• EXTRACT TO READ:
English actor (born 1990)

Jacob Lee Roberts (born 29 June 1990) is an English actor, known for portraying the role of Damon Kinsella in the Channel 4 soap opera Hollyoaks from 2017 to 2023. In 2024, he joined the cast of the ITV soap opera Coronation Street as Kit Green.

==Life and career==
Jacob Lee Roberts was born on 29 June 1990 in Salford, Greater Manchester. He studied at David Johnson Drama in Manchester and appeared as Happy Boy in the stage production of Borstal Boy which toured the Edinburgh Fringe Festival in 2007, and New York City in 2008. He has also appeared in various television advertisements including for the theme park Alton Towers and the bank HSBC.

In 2017, Roberts joined the cast of the Channel 4 soap opera Hollyoaks as Damon Kinsella. He was introduced as the secret brother of Scott Drinkwell (Ross Adams) in July 2017 as part of episodes set in Ibiza which saw him being tracked down, alongside the character's best friend Brody Hudson (Adam Woodward). Roberts and Woodward were nominated for the Best Partnership Award at the 2018 Inside Soap Awards for their portrayal of the characters' on-screen friendship. His other storylines during his tenure on the show included the character's marriage to Maxine Minniver (Nikki Sanderson), dealing with the death of Brody and a relationship with Liberty Savage (Jessamy Stoddart). In June 2023, Roberts made an unannounced departure from the soap after six years. His character departed alongside Zara Morgan (Kelly Condron) In 2023, Roberts appeared as Paul Ashton in the film Cara. He then struggled to find roles, instead working as a television ariel installer. However, in 2024, he joined the cast of the ITV soap opera Coronation Street as Kit Green, the estranged son of established character Bernie Winter (Jane Hazlegrove).

• DATA ROWS:
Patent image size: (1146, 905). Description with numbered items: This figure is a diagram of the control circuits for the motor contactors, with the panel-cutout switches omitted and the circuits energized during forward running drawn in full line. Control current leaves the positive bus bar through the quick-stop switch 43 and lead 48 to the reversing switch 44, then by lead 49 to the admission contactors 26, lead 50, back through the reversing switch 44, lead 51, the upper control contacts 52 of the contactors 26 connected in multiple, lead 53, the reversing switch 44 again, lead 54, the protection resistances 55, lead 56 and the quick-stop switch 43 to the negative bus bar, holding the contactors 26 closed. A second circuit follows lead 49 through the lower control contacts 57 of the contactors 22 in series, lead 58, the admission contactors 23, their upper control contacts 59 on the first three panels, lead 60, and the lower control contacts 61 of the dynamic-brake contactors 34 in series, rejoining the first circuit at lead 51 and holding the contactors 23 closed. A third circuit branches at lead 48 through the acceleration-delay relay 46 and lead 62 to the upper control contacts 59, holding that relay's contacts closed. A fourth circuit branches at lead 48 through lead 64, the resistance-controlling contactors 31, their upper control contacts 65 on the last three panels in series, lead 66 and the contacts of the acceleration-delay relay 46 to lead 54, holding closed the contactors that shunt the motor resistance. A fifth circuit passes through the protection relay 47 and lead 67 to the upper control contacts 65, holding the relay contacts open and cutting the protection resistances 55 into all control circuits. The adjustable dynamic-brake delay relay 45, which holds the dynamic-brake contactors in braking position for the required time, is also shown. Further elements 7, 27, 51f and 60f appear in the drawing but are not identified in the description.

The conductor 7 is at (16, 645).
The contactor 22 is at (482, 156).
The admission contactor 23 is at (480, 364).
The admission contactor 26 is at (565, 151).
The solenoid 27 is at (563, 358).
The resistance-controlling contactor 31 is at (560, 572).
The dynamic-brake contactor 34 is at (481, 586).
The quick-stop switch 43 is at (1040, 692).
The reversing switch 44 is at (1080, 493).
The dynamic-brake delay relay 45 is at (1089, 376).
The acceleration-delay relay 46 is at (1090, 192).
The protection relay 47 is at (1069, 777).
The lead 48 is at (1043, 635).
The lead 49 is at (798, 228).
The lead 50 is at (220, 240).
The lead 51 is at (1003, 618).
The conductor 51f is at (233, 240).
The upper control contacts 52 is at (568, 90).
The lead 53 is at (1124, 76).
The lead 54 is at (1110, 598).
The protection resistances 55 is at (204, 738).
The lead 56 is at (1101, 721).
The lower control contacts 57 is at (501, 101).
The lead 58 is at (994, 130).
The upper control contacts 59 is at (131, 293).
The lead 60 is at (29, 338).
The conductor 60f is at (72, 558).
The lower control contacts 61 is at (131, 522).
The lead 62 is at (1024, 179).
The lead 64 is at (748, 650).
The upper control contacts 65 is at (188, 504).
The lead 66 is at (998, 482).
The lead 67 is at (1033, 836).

• REQUIRED TASKS:
a. In the actor's biography, rewrite the passage starting with "English actor (born" and going on through "as Kit Green.", putting "serial drama" wherever "soap opera" appears.
b. According to the actor's biography, are these statements correct? Answer yes or no for each, and quote the words that decide it.
(i) Roberts was born in Salford.
(ii) Roberts and Woodward won the Best Partnership Award at the 2018 Inside Soap Awards.
(iii) Roberts played Happy Boy in a stage production of Borstal Boy.
c. According to the actor's biography, which established character is Kit Green the estranged son of?

• LIST OF SOLUTIONS:
a.
English actor (born 1990)

Jacob Lee Roberts (born 29 June 1990) is an English actor, known for portraying the role of Damon Kinsella in the Channel 4 serial drama Hollyoaks from 2017 to 2023. In 2024, he joined the cast of the ITV serial drama Coronation Street as Kit Green.

b.
(i) Yes: "born on 29 June 1990 in Salford, Greater Manchester"
(ii) No: "were nominated for the Best Partnership Award at the 2018 Inside Soap Awards"
(iii) Yes: "appeared as Happy Boy in the stage production of Borstal Boy"

c. Bernie Winter, played by Jane Hazlegrove.